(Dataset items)
— START —

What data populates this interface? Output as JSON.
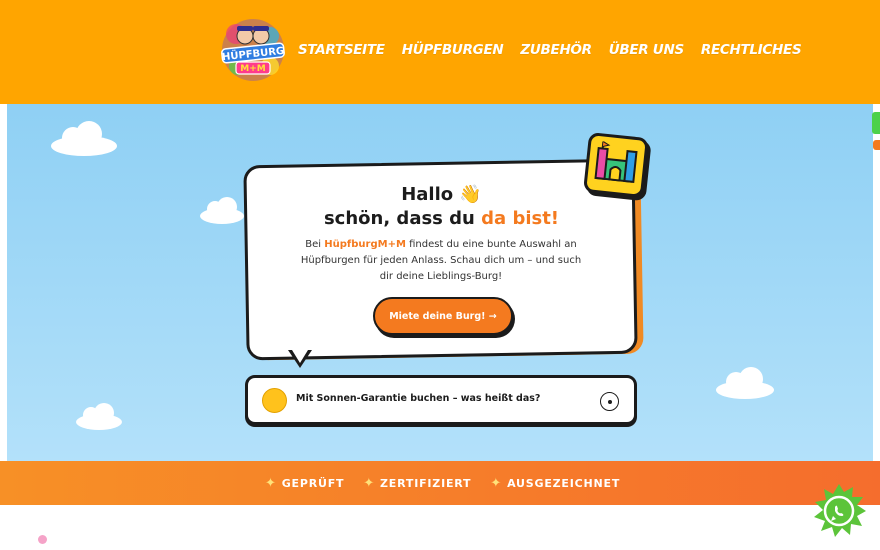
{
  "header": {
    "logo_text_top": "HÜPFBURG",
    "logo_text_bottom": "M+M",
    "nav": [
      "STARTSEITE",
      "HÜPFBURGEN",
      "ZUBEHÖR",
      "ÜBER UNS",
      "RECHTLICHES"
    ]
  },
  "hero": {
    "greeting_line1": "Hallo",
    "greeting_emoji": "👋",
    "greeting_line2_start": "schön, dass du ",
    "greeting_line2_highlight": "da bist!",
    "intro_prefix": "Bei ",
    "intro_brand": "HüpfburgM+M",
    "intro_rest": " findest du eine bunte Auswahl an Hüpfburgen für jeden Anlass. Schau dich um – und such dir deine Lieblings-Burg!",
    "cta_label": "Miete deine Burg! →"
  },
  "faq": {
    "question": "Mit Sonnen-Garantie buchen – was heißt das?"
  },
  "strip": {
    "items": [
      "GEPRÜFT",
      "ZERTIFIZIERT",
      "AUSGEZEICHNET"
    ]
  },
  "colors": {
    "header_bg": "#ffa500",
    "accent_orange": "#f47a1f",
    "sky_top": "#8fd0f4",
    "whatsapp_green": "#5cc43a"
  },
  "icons": {
    "castle": "bouncy-castle-icon",
    "sun": "sun-icon",
    "star": "sparkle-star-icon",
    "whatsapp": "whatsapp-icon"
  }
}
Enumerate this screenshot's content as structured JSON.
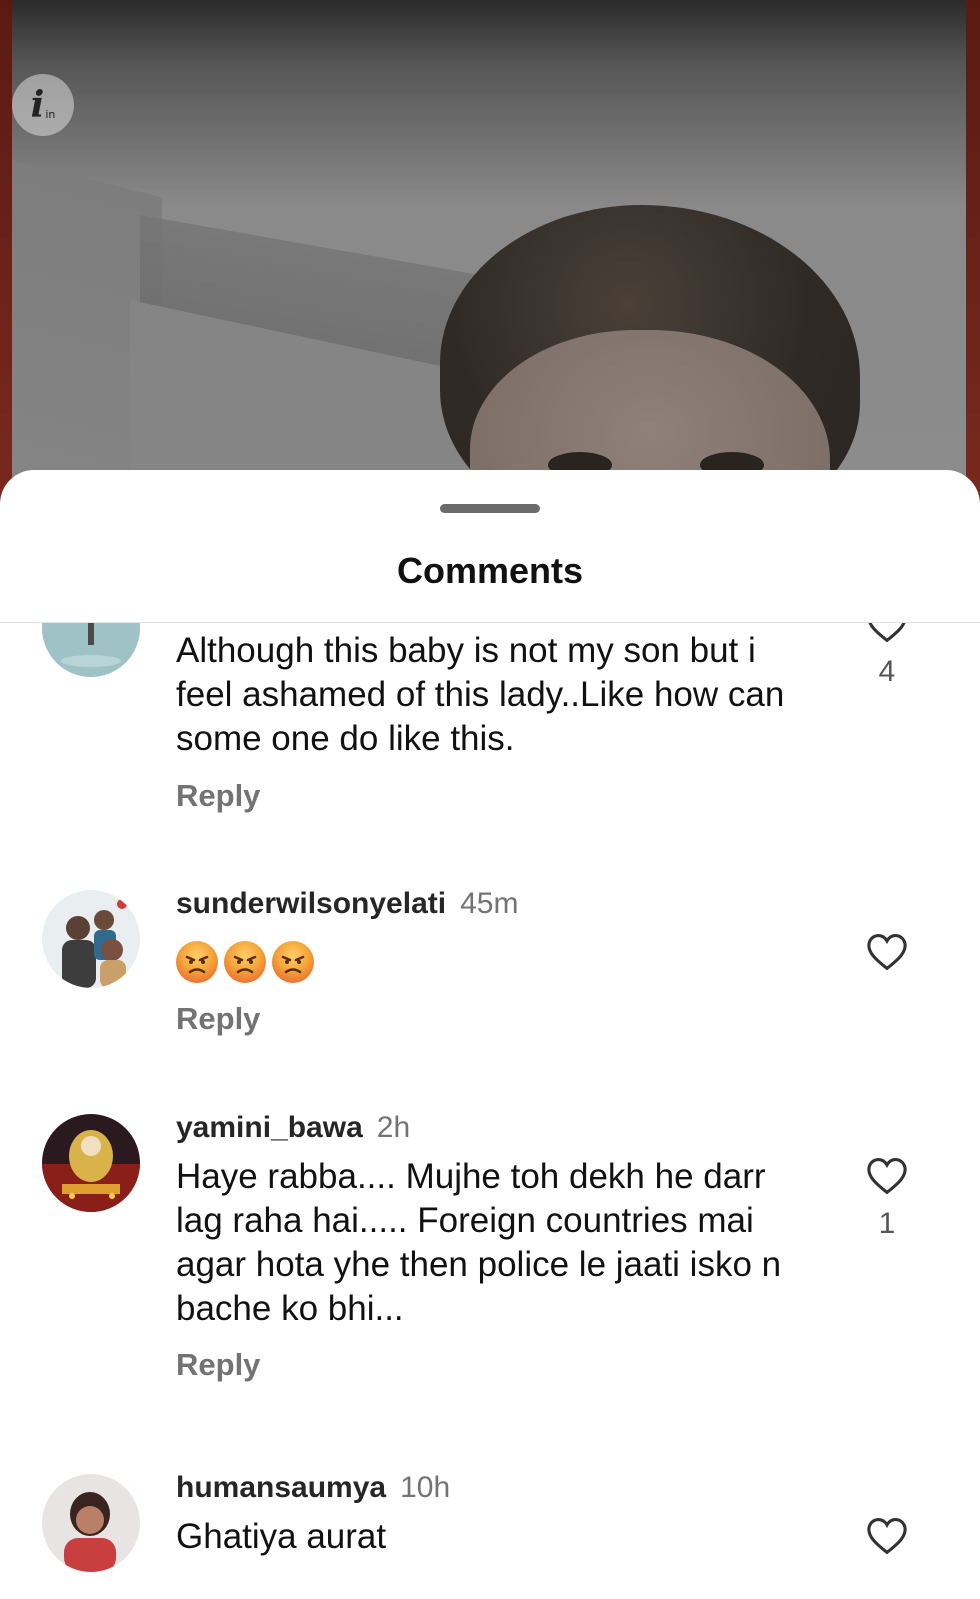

— END —

REQUIRED WORK
Repeat the records in full, exactly as they appear, without the pictures.

ANSWER FOR THE TASK
What data populates this interface? Output as JSON.
{
  "header": {
    "logo_text_top": "HÜPFBURG",
    "logo_text_bottom": "M+M",
    "nav": [
      "STARTSEITE",
      "HÜPFBURGEN",
      "ZUBEHÖR",
      "ÜBER UNS",
      "RECHTLICHES"
    ]
  },
  "hero": {
    "greeting_line1": "Hallo",
    "greeting_emoji": "👋",
    "greeting_line2_start": "schön, dass du ",
    "greeting_line2_highlight": "da bist!",
    "intro_prefix": "Bei ",
    "intro_brand": "HüpfburgM+M",
    "intro_rest": " findest du eine bunte Auswahl an Hüpfburgen für jeden Anlass. Schau dich um – und such dir deine Lieblings-Burg!",
    "cta_label": "Miete deine Burg! →"
  },
  "faq": {
    "question": "Mit Sonnen-Garantie buchen – was heißt das?"
  },
  "strip": {
    "items": [
      "GEPRÜFT",
      "ZERTIFIZIERT",
      "AUSGEZEICHNET"
    ]
  },
  "colors": {
    "header_bg": "#ffa500",
    "accent_orange": "#f47a1f",
    "sky_top": "#8fd0f4",
    "whatsapp_green": "#5cc43a"
  },
  "icons": {
    "castle": "bouncy-castle-icon",
    "sun": "sun-icon",
    "star": "sparkle-star-icon",
    "whatsapp": "whatsapp-icon"
  }
}
Enumerate this screenshot's content as structured JSON.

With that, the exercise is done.